--- start of Entries shown ---

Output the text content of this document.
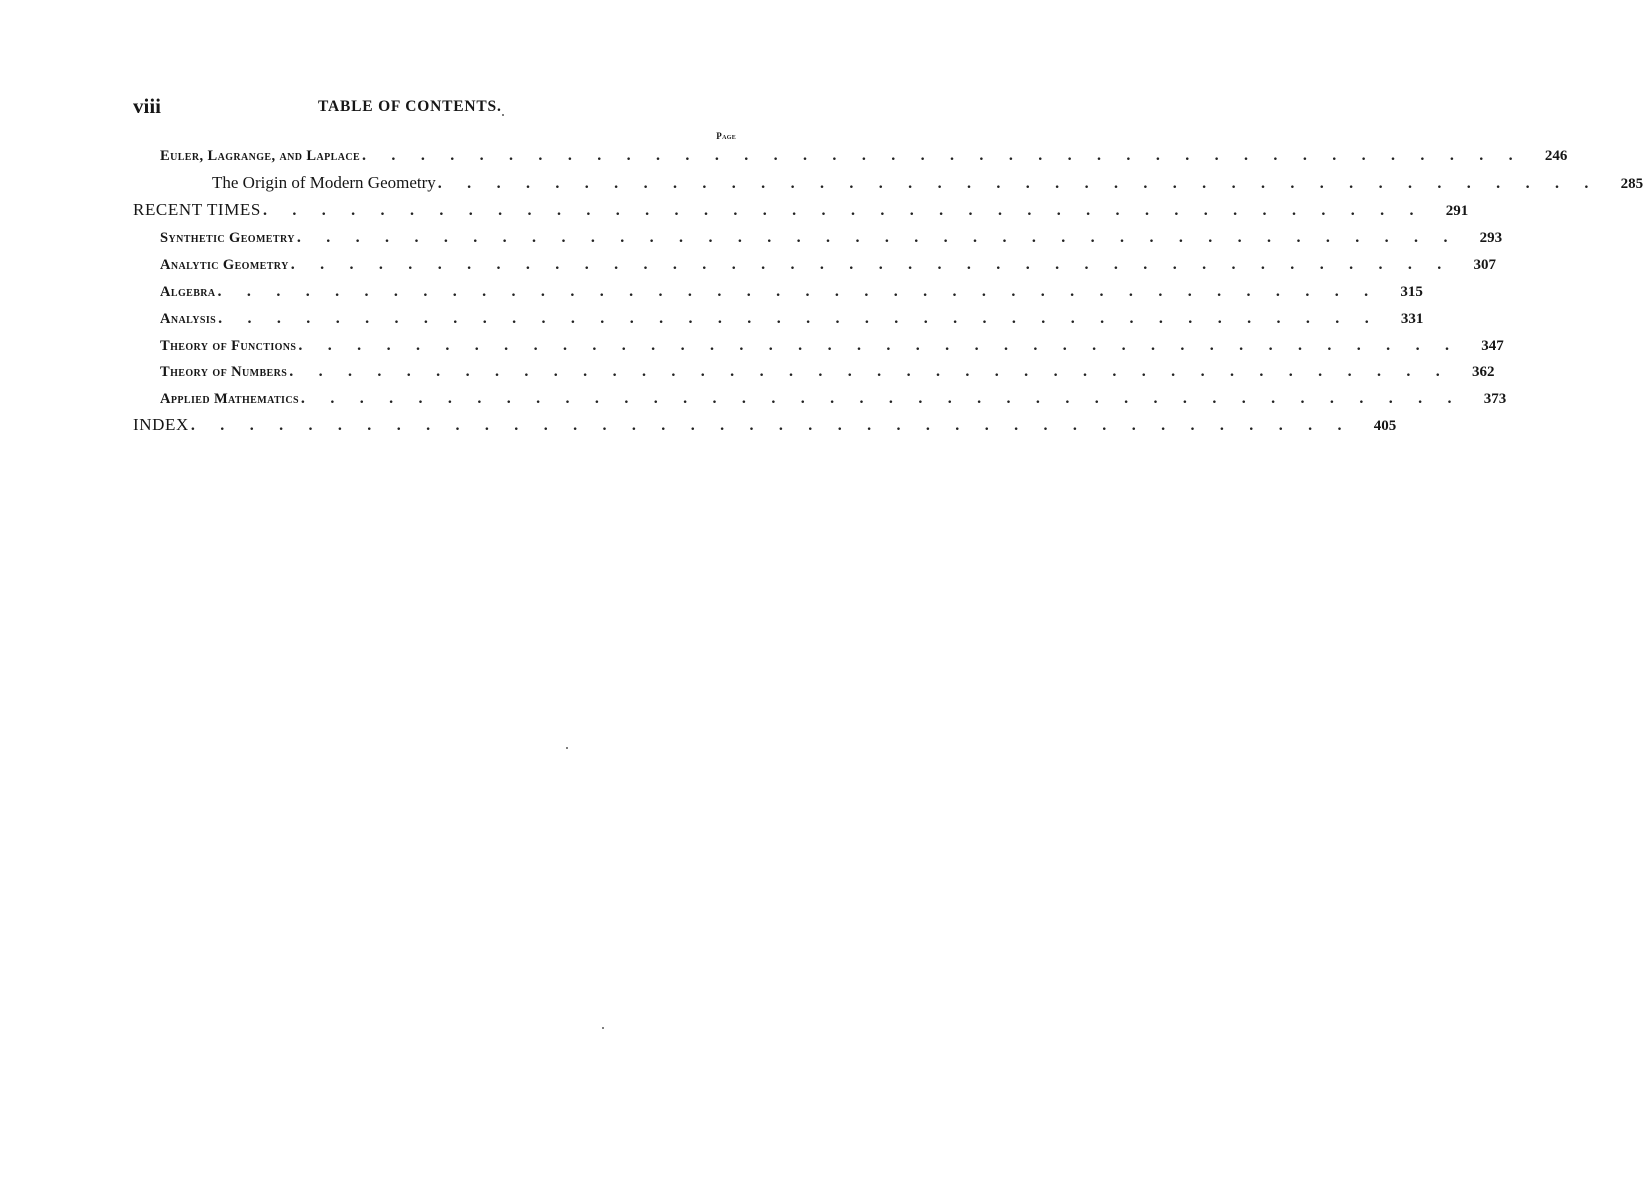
viii	TABLE OF CONTENTS.
Page
Euler, Lagrange, and Laplace . . . . . . . . . . . . . . . . . . . . . . . . . . . . . . . . . . . . . . . .	246
The Origin of Modern Geometry . . . . . . . . . . . . . . . . . . . . . . . . . . . . . . . . . . . . . . . .	285
RECENT TIMES . . . . . . . . . . . . . . . . . . . . . . . . . . . . . . . . . . . . . . . .	291
Synthetic Geometry . . . . . . . . . . . . . . . . . . . . . . . . . . . . . . . . . . . . . . . .	293
Analytic Geometry . . . . . . . . . . . . . . . . . . . . . . . . . . . . . . . . . . . . . . . .	307
Algebra . . . . . . . . . . . . . . . . . . . . . . . . . . . . . . . . . . . . . . . .	315
Analysis . . . . . . . . . . . . . . . . . . . . . . . . . . . . . . . . . . . . . . . .	331
Theory of Functions . . . . . . . . . . . . . . . . . . . . . . . . . . . . . . . . . . . . . . . .	347
Theory of Numbers . . . . . . . . . . . . . . . . . . . . . . . . . . . . . . . . . . . . . . . .	362
Applied Mathematics . . . . . . . . . . . . . . . . . . . . . . . . . . . . . . . . . . . . . . . .	373
INDEX . . . . . . . . . . . . . . . . . . . . . . . . . . . . . . . . . . . . . . . .	405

--- end of Entries shown ---

#### [Written instruction]
Reproduce the data above in full, exactly as it is, with the pictures left out.

#### [Problem solution]
Output the text content of this document.
viii	TABLE OF CONTENTS.
Page
Euler, Lagrange, and Laplace . . . . . . . . . . . . . . . . . . . . . . . . . . . . . . . . . . . . . . . .	246
The Origin of Modern Geometry . . . . . . . . . . . . . . . . . . . . . . . . . . . . . . . . . . . . . . . .	285
RECENT TIMES . . . . . . . . . . . . . . . . . . . . . . . . . . . . . . . . . . . . . . . .	291
Synthetic Geometry . . . . . . . . . . . . . . . . . . . . . . . . . . . . . . . . . . . . . . . .	293
Analytic Geometry . . . . . . . . . . . . . . . . . . . . . . . . . . . . . . . . . . . . . . . .	307
Algebra . . . . . . . . . . . . . . . . . . . . . . . . . . . . . . . . . . . . . . . .	315
Analysis . . . . . . . . . . . . . . . . . . . . . . . . . . . . . . . . . . . . . . . .	331
Theory of Functions . . . . . . . . . . . . . . . . . . . . . . . . . . . . . . . . . . . . . . . .	347
Theory of Numbers . . . . . . . . . . . . . . . . . . . . . . . . . . . . . . . . . . . . . . . .	362
Applied Mathematics . . . . . . . . . . . . . . . . . . . . . . . . . . . . . . . . . . . . . . . .	373
INDEX . . . . . . . . . . . . . . . . . . . . . . . . . . . . . . . . . . . . . . . .	405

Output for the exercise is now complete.